>>>

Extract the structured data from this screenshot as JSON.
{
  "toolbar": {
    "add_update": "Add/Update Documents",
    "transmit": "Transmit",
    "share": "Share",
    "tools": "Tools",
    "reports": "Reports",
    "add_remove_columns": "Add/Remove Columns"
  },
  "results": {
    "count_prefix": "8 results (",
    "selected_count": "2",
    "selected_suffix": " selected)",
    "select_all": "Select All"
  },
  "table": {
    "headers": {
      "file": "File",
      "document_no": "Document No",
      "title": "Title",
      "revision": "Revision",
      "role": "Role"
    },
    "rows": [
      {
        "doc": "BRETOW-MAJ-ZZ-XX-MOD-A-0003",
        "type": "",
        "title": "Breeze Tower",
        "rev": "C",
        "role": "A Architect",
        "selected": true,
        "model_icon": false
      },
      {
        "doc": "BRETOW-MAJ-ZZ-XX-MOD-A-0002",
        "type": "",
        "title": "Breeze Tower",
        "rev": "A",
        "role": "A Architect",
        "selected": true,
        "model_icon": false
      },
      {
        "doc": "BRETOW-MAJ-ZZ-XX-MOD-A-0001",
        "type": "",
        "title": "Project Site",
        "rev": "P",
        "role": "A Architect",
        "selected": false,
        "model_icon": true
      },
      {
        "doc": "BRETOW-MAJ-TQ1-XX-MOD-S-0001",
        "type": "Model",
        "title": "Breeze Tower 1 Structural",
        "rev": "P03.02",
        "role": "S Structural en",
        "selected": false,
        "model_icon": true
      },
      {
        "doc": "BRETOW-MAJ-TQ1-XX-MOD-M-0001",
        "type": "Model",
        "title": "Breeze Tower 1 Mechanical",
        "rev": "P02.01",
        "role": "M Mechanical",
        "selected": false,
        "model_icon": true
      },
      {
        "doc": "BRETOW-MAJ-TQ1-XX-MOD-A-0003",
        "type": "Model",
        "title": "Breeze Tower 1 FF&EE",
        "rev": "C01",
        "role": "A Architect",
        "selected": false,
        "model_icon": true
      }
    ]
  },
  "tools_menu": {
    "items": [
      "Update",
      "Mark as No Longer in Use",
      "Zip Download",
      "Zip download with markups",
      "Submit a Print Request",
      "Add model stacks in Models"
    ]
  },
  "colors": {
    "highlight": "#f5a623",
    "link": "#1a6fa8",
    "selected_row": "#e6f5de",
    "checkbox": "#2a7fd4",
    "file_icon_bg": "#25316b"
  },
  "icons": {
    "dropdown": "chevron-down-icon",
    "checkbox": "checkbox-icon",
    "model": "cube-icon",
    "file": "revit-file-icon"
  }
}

<<<

## WHAT IS BEING ASKED
Reproduce the complete data exactly as presented above.

## SOLUTION FOR THIS TASK
Extract the structured data from this screenshot as JSON.
{
  "toolbar": {
    "add_update": "Add/Update Documents",
    "transmit": "Transmit",
    "share": "Share",
    "tools": "Tools",
    "reports": "Reports",
    "add_remove_columns": "Add/Remove Columns"
  },
  "results": {
    "count_prefix": "8 results (",
    "selected_count": "2",
    "selected_suffix": " selected)",
    "select_all": "Select All"
  },
  "table": {
    "headers": {
      "file": "File",
      "document_no": "Document No",
      "title": "Title",
      "revision": "Revision",
      "role": "Role"
    },
    "rows": [
      {
        "doc": "BRETOW-MAJ-ZZ-XX-MOD-A-0003",
        "type": "",
        "title": "Breeze Tower",
        "rev": "C",
        "role": "A Architect",
        "selected": true,
        "model_icon": false
      },
      {
        "doc": "BRETOW-MAJ-ZZ-XX-MOD-A-0002",
        "type": "",
        "title": "Breeze Tower",
        "rev": "A",
        "role": "A Architect",
        "selected": true,
        "model_icon": false
      },
      {
        "doc": "BRETOW-MAJ-ZZ-XX-MOD-A-0001",
        "type": "",
        "title": "Project Site",
        "rev": "P",
        "role": "A Architect",
        "selected": false,
        "model_icon": true
      },
      {
        "doc": "BRETOW-MAJ-TQ1-XX-MOD-S-0001",
        "type": "Model",
        "title": "Breeze Tower 1 Structural",
        "rev": "P03.02",
        "role": "S Structural en",
        "selected": false,
        "model_icon": true
      },
      {
        "doc": "BRETOW-MAJ-TQ1-XX-MOD-M-0001",
        "type": "Model",
        "title": "Breeze Tower 1 Mechanical",
        "rev": "P02.01",
        "role": "M Mechanical",
        "selected": false,
        "model_icon": true
      },
      {
        "doc": "BRETOW-MAJ-TQ1-XX-MOD-A-0003",
        "type": "Model",
        "title": "Breeze Tower 1 FF&EE",
        "rev": "C01",
        "role": "A Architect",
        "selected": false,
        "model_icon": true
      }
    ]
  },
  "tools_menu": {
    "items": [
      "Update",
      "Mark as No Longer in Use",
      "Zip Download",
      "Zip download with markups",
      "Submit a Print Request",
      "Add model stacks in Models"
    ]
  },
  "colors": {
    "highlight": "#f5a623",
    "link": "#1a6fa8",
    "selected_row": "#e6f5de",
    "checkbox": "#2a7fd4",
    "file_icon_bg": "#25316b"
  },
  "icons": {
    "dropdown": "chevron-down-icon",
    "checkbox": "checkbox-icon",
    "model": "cube-icon",
    "file": "revit-file-icon"
  }
}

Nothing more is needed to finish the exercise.